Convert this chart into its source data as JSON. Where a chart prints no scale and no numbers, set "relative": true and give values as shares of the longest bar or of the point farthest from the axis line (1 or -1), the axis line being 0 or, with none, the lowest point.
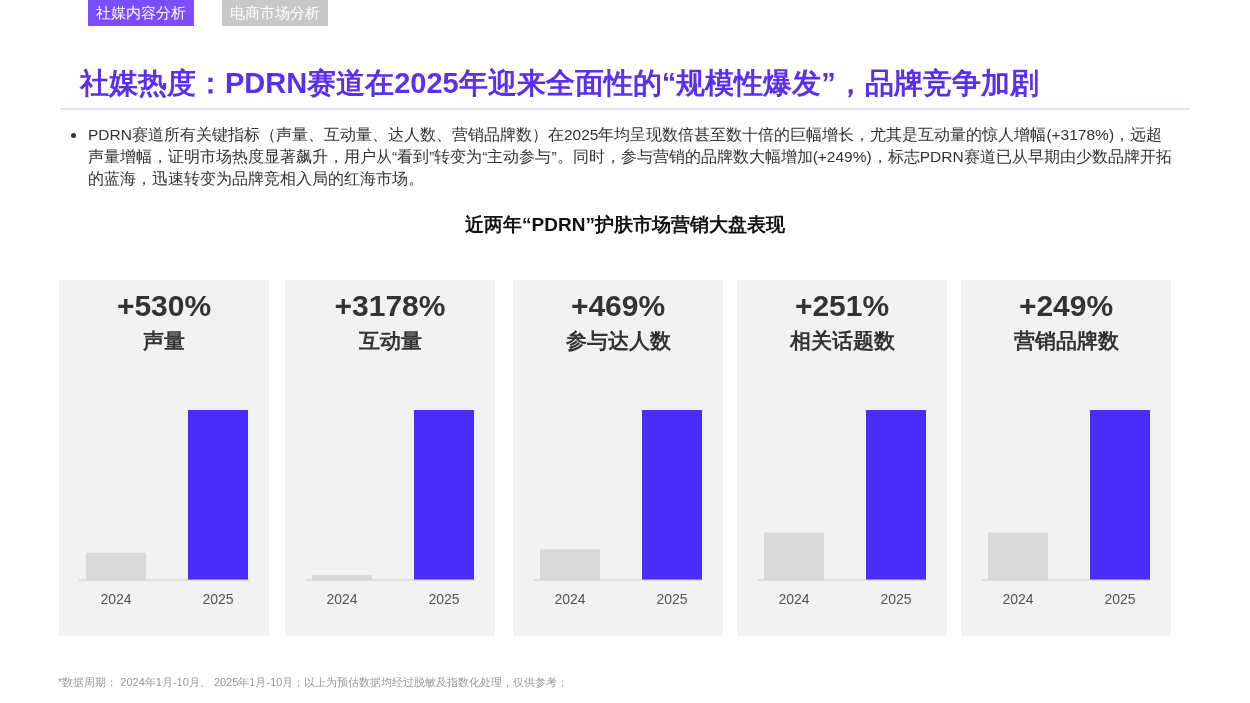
{
  "chart_data": [
    {
      "type": "bar",
      "title": "+530%",
      "subtitle": "声量",
      "categories": [
        "2024",
        "2025"
      ],
      "values": [
        0.16,
        1
      ],
      "colors": [
        "#d9d9d9",
        "#4b2dfb"
      ],
      "relative": true,
      "annotations": [
        "社媒内容分析",
        "电商市场分析",
        "社媒热度：PDRN赛道在2025年迎来全面性的“规模性爆发”，品牌竞争加剧",
        "PDRN赛道所有关键指标（声量、互动量、达人数、营销品牌数）在2025年均呈现数倍甚至数十倍的巨幅增长，尤其是互动量的惊人增幅(+3178%)，远超声量增幅，证明市场热度显著飙升，用户从“看到”转变为“主动参与”。同时，参与营销的品牌数大幅增加(+249%)，标志PDRN赛道已从早期由少数品牌开拓的蓝海，迅速转变为品牌竞相入局的红海市场。",
        "近两年“PDRN”护肤市场营销大盘表现",
        "*数据周期： 2024年1月-10月、 2025年1月-10月；以上为预估数据均经过脱敏及指数化处理，仅供参考；"
      ]
    },
    {
      "type": "bar",
      "title": "+3178%",
      "subtitle": "互动量",
      "categories": [
        "2024",
        "2025"
      ],
      "values": [
        0.03,
        1
      ],
      "colors": [
        "#d9d9d9",
        "#4b2dfb"
      ],
      "relative": true
    },
    {
      "type": "bar",
      "title": "+469%",
      "subtitle": "参与达人数",
      "categories": [
        "2024",
        "2025"
      ],
      "values": [
        0.18,
        1
      ],
      "colors": [
        "#d9d9d9",
        "#4b2dfb"
      ],
      "relative": true
    },
    {
      "type": "bar",
      "title": "+251%",
      "subtitle": "相关话题数",
      "categories": [
        "2024",
        "2025"
      ],
      "values": [
        0.28,
        1
      ],
      "colors": [
        "#d9d9d9",
        "#4b2dfb"
      ],
      "relative": true
    },
    {
      "type": "bar",
      "title": "+249%",
      "subtitle": "营销品牌数",
      "categories": [
        "2024",
        "2025"
      ],
      "values": [
        0.28,
        1
      ],
      "colors": [
        "#d9d9d9",
        "#4b2dfb"
      ],
      "relative": true
    }
  ]
}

**Your goal**
Repeat the full listing above exactly, with no pictures in the copy.

**Full response**
Convert this chart into its source data as JSON. Where a chart prints no scale and no numbers, set "relative": true and give values as shares of the longest bar or of the point farthest from the axis line (1 or -1), the axis line being 0 or, with none, the lowest point.
{
  "chart_data": [
    {
      "type": "bar",
      "title": "+530%",
      "subtitle": "声量",
      "categories": [
        "2024",
        "2025"
      ],
      "values": [
        0.16,
        1
      ],
      "colors": [
        "#d9d9d9",
        "#4b2dfb"
      ],
      "relative": true,
      "annotations": [
        "社媒内容分析",
        "电商市场分析",
        "社媒热度：PDRN赛道在2025年迎来全面性的“规模性爆发”，品牌竞争加剧",
        "PDRN赛道所有关键指标（声量、互动量、达人数、营销品牌数）在2025年均呈现数倍甚至数十倍的巨幅增长，尤其是互动量的惊人增幅(+3178%)，远超声量增幅，证明市场热度显著飙升，用户从“看到”转变为“主动参与”。同时，参与营销的品牌数大幅增加(+249%)，标志PDRN赛道已从早期由少数品牌开拓的蓝海，迅速转变为品牌竞相入局的红海市场。",
        "近两年“PDRN”护肤市场营销大盘表现",
        "*数据周期： 2024年1月-10月、 2025年1月-10月；以上为预估数据均经过脱敏及指数化处理，仅供参考；"
      ]
    },
    {
      "type": "bar",
      "title": "+3178%",
      "subtitle": "互动量",
      "categories": [
        "2024",
        "2025"
      ],
      "values": [
        0.03,
        1
      ],
      "colors": [
        "#d9d9d9",
        "#4b2dfb"
      ],
      "relative": true
    },
    {
      "type": "bar",
      "title": "+469%",
      "subtitle": "参与达人数",
      "categories": [
        "2024",
        "2025"
      ],
      "values": [
        0.18,
        1
      ],
      "colors": [
        "#d9d9d9",
        "#4b2dfb"
      ],
      "relative": true
    },
    {
      "type": "bar",
      "title": "+251%",
      "subtitle": "相关话题数",
      "categories": [
        "2024",
        "2025"
      ],
      "values": [
        0.28,
        1
      ],
      "colors": [
        "#d9d9d9",
        "#4b2dfb"
      ],
      "relative": true
    },
    {
      "type": "bar",
      "title": "+249%",
      "subtitle": "营销品牌数",
      "categories": [
        "2024",
        "2025"
      ],
      "values": [
        0.28,
        1
      ],
      "colors": [
        "#d9d9d9",
        "#4b2dfb"
      ],
      "relative": true
    }
  ]
}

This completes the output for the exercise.